> Exercise objective
Each line in the entries below that holds the string "ERRORS" is to be listed.

(Figure record listings)
* begin *

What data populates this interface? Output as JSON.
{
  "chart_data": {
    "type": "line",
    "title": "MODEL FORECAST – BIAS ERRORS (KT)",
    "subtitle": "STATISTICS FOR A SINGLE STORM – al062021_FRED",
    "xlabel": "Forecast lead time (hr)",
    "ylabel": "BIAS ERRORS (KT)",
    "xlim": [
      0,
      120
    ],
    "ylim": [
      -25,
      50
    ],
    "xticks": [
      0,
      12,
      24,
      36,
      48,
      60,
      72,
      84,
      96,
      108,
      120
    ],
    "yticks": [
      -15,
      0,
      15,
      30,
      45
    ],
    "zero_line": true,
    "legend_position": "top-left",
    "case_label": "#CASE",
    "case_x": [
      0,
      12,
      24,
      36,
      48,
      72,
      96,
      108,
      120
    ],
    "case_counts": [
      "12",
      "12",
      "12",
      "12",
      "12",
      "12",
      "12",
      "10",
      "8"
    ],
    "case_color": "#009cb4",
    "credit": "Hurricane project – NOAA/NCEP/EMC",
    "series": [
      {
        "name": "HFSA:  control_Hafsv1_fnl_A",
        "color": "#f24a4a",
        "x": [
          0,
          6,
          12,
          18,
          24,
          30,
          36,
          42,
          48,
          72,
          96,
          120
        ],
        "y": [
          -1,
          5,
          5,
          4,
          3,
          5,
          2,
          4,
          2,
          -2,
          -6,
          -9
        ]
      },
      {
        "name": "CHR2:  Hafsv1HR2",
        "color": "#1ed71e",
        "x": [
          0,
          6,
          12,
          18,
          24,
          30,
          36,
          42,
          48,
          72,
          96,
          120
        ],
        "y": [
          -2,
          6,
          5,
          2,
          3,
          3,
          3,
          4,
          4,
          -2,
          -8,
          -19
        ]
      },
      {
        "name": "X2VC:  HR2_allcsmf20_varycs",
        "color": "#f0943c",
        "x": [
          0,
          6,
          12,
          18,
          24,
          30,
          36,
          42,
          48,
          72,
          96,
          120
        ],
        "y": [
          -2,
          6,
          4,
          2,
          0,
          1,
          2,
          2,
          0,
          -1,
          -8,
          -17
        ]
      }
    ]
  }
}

* end *

> Solution to the problem
    "title": "MODEL FORECAST – BIAS ERRORS (KT)",
    "ylabel": "BIAS ERRORS (KT)",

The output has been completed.